RECORDED DATA:

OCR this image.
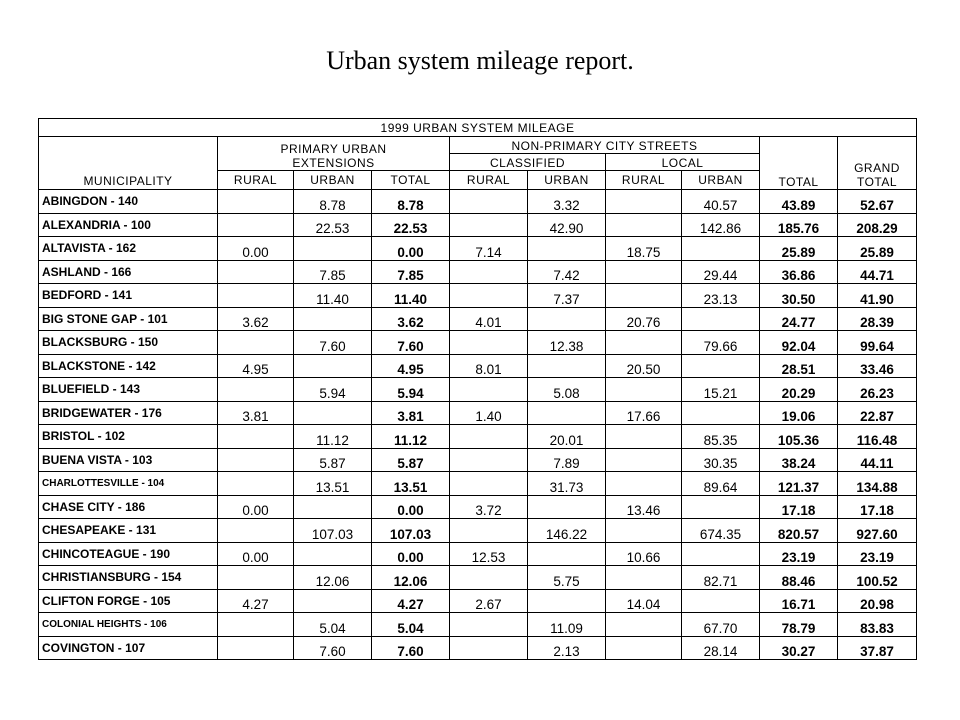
Urban system mileage report.

1999 URBAN SYSTEM MILEAGE									
MUNICIPALITY	PRIMARY URBAN EXTENSIONS			NON-PRIMARY CITY STREETS				TOTAL	GRAND TOTAL
				CLASSIFIED		LOCAL			
	RURAL	URBAN	TOTAL	RURAL	URBAN	RURAL	URBAN		
ABINGDON - 140		8.78	8.78		3.32		40.57	43.89	52.67
ALEXANDRIA - 100		22.53	22.53		42.90		142.86	185.76	208.29
ALTAVISTA - 162	0.00		0.00	7.14		18.75		25.89	25.89
ASHLAND - 166		7.85	7.85		7.42		29.44	36.86	44.71
BEDFORD - 141		11.40	11.40		7.37		23.13	30.50	41.90
BIG STONE GAP - 101	3.62		3.62	4.01		20.76		24.77	28.39
BLACKSBURG - 150		7.60	7.60		12.38		79.66	92.04	99.64
BLACKSTONE - 142	4.95		4.95	8.01		20.50		28.51	33.46
BLUEFIELD - 143		5.94	5.94		5.08		15.21	20.29	26.23
BRIDGEWATER - 176	3.81		3.81	1.40		17.66		19.06	22.87
BRISTOL - 102		11.12	11.12		20.01		85.35	105.36	116.48
BUENA VISTA - 103		5.87	5.87		7.89		30.35	38.24	44.11
CHARLOTTESVILLE - 104		13.51	13.51		31.73		89.64	121.37	134.88
CHASE CITY - 186	0.00		0.00	3.72		13.46		17.18	17.18
CHESAPEAKE - 131		107.03	107.03		146.22		674.35	820.57	927.60
CHINCOTEAGUE - 190	0.00		0.00	12.53		10.66		23.19	23.19
CHRISTIANSBURG - 154		12.06	12.06		5.75		82.71	88.46	100.52
CLIFTON FORGE - 105	4.27		4.27	2.67		14.04		16.71	20.98
COLONIAL HEIGHTS - 106		5.04	5.04		11.09		67.70	78.79	83.83
COVINGTON - 107		7.60	7.60		2.13		28.14	30.27	37.87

BRIEF:
Write the records out once more, exactly as they appear, with no pictures.

WORKED ANSWER:
OCR this image.
Urban system mileage report.

1999 URBAN SYSTEM MILEAGE									
MUNICIPALITY	PRIMARY URBAN EXTENSIONS			NON-PRIMARY CITY STREETS				TOTAL	GRAND TOTAL
				CLASSIFIED		LOCAL			
	RURAL	URBAN	TOTAL	RURAL	URBAN	RURAL	URBAN		
ABINGDON - 140		8.78	8.78		3.32		40.57	43.89	52.67
ALEXANDRIA - 100		22.53	22.53		42.90		142.86	185.76	208.29
ALTAVISTA - 162	0.00		0.00	7.14		18.75		25.89	25.89
ASHLAND - 166		7.85	7.85		7.42		29.44	36.86	44.71
BEDFORD - 141		11.40	11.40		7.37		23.13	30.50	41.90
BIG STONE GAP - 101	3.62		3.62	4.01		20.76		24.77	28.39
BLACKSBURG - 150		7.60	7.60		12.38		79.66	92.04	99.64
BLACKSTONE - 142	4.95		4.95	8.01		20.50		28.51	33.46
BLUEFIELD - 143		5.94	5.94		5.08		15.21	20.29	26.23
BRIDGEWATER - 176	3.81		3.81	1.40		17.66		19.06	22.87
BRISTOL - 102		11.12	11.12		20.01		85.35	105.36	116.48
BUENA VISTA - 103		5.87	5.87		7.89		30.35	38.24	44.11
CHARLOTTESVILLE - 104		13.51	13.51		31.73		89.64	121.37	134.88
CHASE CITY - 186	0.00		0.00	3.72		13.46		17.18	17.18
CHESAPEAKE - 131		107.03	107.03		146.22		674.35	820.57	927.60
CHINCOTEAGUE - 190	0.00		0.00	12.53		10.66		23.19	23.19
CHRISTIANSBURG - 154		12.06	12.06		5.75		82.71	88.46	100.52
CLIFTON FORGE - 105	4.27		4.27	2.67		14.04		16.71	20.98
COLONIAL HEIGHTS - 106		5.04	5.04		11.09		67.70	78.79	83.83
COVINGTON - 107		7.60	7.60		2.13		28.14	30.27	37.87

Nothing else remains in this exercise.